§ Exercise task
Set down each line of the material that follows, exactly, with no pictures.
(begin)
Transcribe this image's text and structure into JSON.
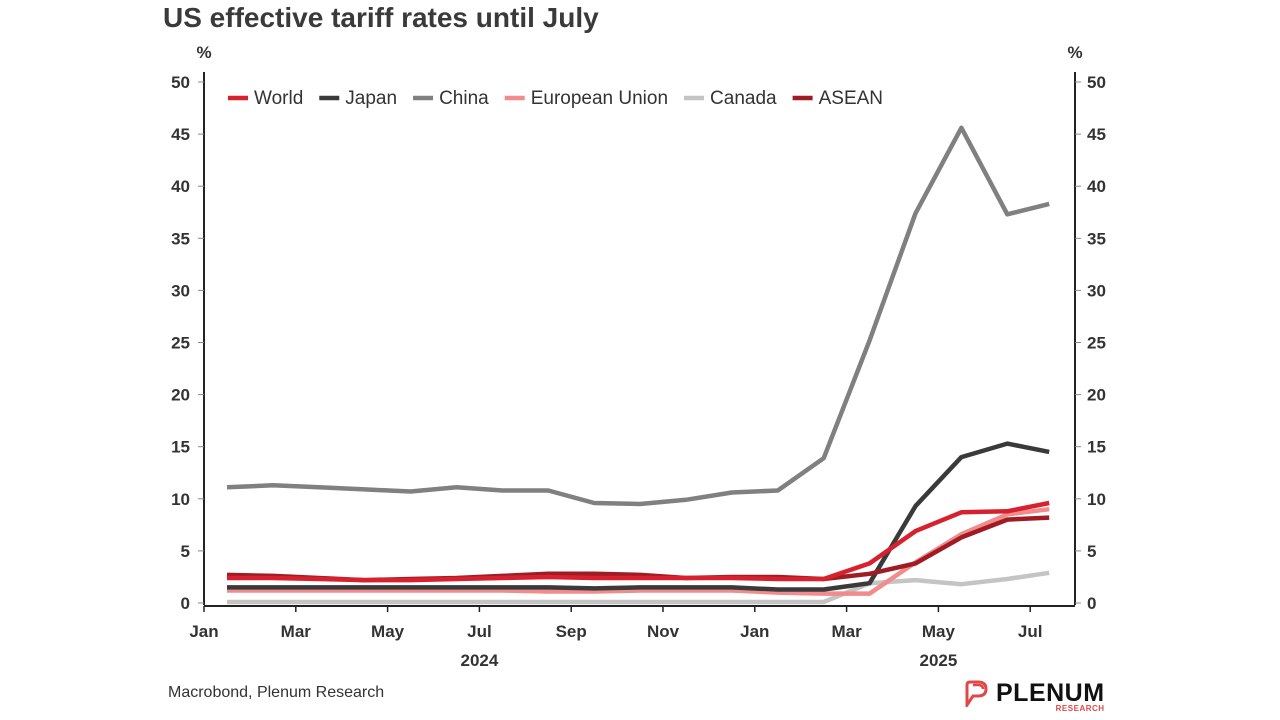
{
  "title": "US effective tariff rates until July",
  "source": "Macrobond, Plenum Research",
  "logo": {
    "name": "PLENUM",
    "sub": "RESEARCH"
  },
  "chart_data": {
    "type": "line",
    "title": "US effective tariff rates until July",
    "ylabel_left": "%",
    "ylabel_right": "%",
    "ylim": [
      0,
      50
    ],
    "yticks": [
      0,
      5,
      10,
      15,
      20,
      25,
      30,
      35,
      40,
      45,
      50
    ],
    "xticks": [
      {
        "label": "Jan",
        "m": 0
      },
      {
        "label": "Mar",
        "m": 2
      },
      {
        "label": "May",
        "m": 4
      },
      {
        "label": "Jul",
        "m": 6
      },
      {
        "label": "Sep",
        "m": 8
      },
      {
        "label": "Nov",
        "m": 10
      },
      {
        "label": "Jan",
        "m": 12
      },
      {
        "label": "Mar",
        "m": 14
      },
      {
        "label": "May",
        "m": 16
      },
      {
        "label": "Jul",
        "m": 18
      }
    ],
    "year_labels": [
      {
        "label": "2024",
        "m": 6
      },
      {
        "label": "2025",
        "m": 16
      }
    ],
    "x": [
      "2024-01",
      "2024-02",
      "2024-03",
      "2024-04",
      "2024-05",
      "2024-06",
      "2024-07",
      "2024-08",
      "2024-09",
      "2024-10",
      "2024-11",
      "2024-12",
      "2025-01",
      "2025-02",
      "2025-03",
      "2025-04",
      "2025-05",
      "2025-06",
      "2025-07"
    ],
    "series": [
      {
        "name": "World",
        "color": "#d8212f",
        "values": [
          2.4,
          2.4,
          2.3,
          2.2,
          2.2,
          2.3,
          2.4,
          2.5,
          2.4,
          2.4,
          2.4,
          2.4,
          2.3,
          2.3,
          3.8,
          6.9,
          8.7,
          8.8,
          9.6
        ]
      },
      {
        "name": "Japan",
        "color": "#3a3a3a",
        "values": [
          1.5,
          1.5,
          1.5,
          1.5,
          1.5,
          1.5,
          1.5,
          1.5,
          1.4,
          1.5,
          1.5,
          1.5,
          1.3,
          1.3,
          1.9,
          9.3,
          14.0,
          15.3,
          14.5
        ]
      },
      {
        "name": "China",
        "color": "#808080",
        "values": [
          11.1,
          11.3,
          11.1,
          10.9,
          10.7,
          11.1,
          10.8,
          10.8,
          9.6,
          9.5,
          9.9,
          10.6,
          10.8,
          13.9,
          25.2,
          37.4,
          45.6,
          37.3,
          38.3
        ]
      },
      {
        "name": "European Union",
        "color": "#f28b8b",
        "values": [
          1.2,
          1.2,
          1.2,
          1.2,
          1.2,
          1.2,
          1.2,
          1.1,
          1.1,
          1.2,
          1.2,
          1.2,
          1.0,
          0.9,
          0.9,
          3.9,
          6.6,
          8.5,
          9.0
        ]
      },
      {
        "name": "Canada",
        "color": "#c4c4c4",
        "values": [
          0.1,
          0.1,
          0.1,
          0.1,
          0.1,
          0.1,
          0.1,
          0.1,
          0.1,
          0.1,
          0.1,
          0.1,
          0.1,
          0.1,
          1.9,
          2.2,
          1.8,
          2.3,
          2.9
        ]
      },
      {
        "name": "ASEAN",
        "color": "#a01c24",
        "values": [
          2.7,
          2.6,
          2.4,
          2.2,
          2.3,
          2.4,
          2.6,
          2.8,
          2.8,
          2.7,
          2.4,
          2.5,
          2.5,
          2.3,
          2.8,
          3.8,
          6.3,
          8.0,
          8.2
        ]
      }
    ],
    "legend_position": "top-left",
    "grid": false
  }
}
(end)
§ Full response
Transcribe this image's text and structure into JSON.
{
  "title": "US effective tariff rates until July",
  "source": "Macrobond, Plenum Research",
  "logo": {
    "name": "PLENUM",
    "sub": "RESEARCH"
  },
  "chart_data": {
    "type": "line",
    "title": "US effective tariff rates until July",
    "ylabel_left": "%",
    "ylabel_right": "%",
    "ylim": [
      0,
      50
    ],
    "yticks": [
      0,
      5,
      10,
      15,
      20,
      25,
      30,
      35,
      40,
      45,
      50
    ],
    "xticks": [
      {
        "label": "Jan",
        "m": 0
      },
      {
        "label": "Mar",
        "m": 2
      },
      {
        "label": "May",
        "m": 4
      },
      {
        "label": "Jul",
        "m": 6
      },
      {
        "label": "Sep",
        "m": 8
      },
      {
        "label": "Nov",
        "m": 10
      },
      {
        "label": "Jan",
        "m": 12
      },
      {
        "label": "Mar",
        "m": 14
      },
      {
        "label": "May",
        "m": 16
      },
      {
        "label": "Jul",
        "m": 18
      }
    ],
    "year_labels": [
      {
        "label": "2024",
        "m": 6
      },
      {
        "label": "2025",
        "m": 16
      }
    ],
    "x": [
      "2024-01",
      "2024-02",
      "2024-03",
      "2024-04",
      "2024-05",
      "2024-06",
      "2024-07",
      "2024-08",
      "2024-09",
      "2024-10",
      "2024-11",
      "2024-12",
      "2025-01",
      "2025-02",
      "2025-03",
      "2025-04",
      "2025-05",
      "2025-06",
      "2025-07"
    ],
    "series": [
      {
        "name": "World",
        "color": "#d8212f",
        "values": [
          2.4,
          2.4,
          2.3,
          2.2,
          2.2,
          2.3,
          2.4,
          2.5,
          2.4,
          2.4,
          2.4,
          2.4,
          2.3,
          2.3,
          3.8,
          6.9,
          8.7,
          8.8,
          9.6
        ]
      },
      {
        "name": "Japan",
        "color": "#3a3a3a",
        "values": [
          1.5,
          1.5,
          1.5,
          1.5,
          1.5,
          1.5,
          1.5,
          1.5,
          1.4,
          1.5,
          1.5,
          1.5,
          1.3,
          1.3,
          1.9,
          9.3,
          14.0,
          15.3,
          14.5
        ]
      },
      {
        "name": "China",
        "color": "#808080",
        "values": [
          11.1,
          11.3,
          11.1,
          10.9,
          10.7,
          11.1,
          10.8,
          10.8,
          9.6,
          9.5,
          9.9,
          10.6,
          10.8,
          13.9,
          25.2,
          37.4,
          45.6,
          37.3,
          38.3
        ]
      },
      {
        "name": "European Union",
        "color": "#f28b8b",
        "values": [
          1.2,
          1.2,
          1.2,
          1.2,
          1.2,
          1.2,
          1.2,
          1.1,
          1.1,
          1.2,
          1.2,
          1.2,
          1.0,
          0.9,
          0.9,
          3.9,
          6.6,
          8.5,
          9.0
        ]
      },
      {
        "name": "Canada",
        "color": "#c4c4c4",
        "values": [
          0.1,
          0.1,
          0.1,
          0.1,
          0.1,
          0.1,
          0.1,
          0.1,
          0.1,
          0.1,
          0.1,
          0.1,
          0.1,
          0.1,
          1.9,
          2.2,
          1.8,
          2.3,
          2.9
        ]
      },
      {
        "name": "ASEAN",
        "color": "#a01c24",
        "values": [
          2.7,
          2.6,
          2.4,
          2.2,
          2.3,
          2.4,
          2.6,
          2.8,
          2.8,
          2.7,
          2.4,
          2.5,
          2.5,
          2.3,
          2.8,
          3.8,
          6.3,
          8.0,
          8.2
        ]
      }
    ],
    "legend_position": "top-left",
    "grid": false
  }
}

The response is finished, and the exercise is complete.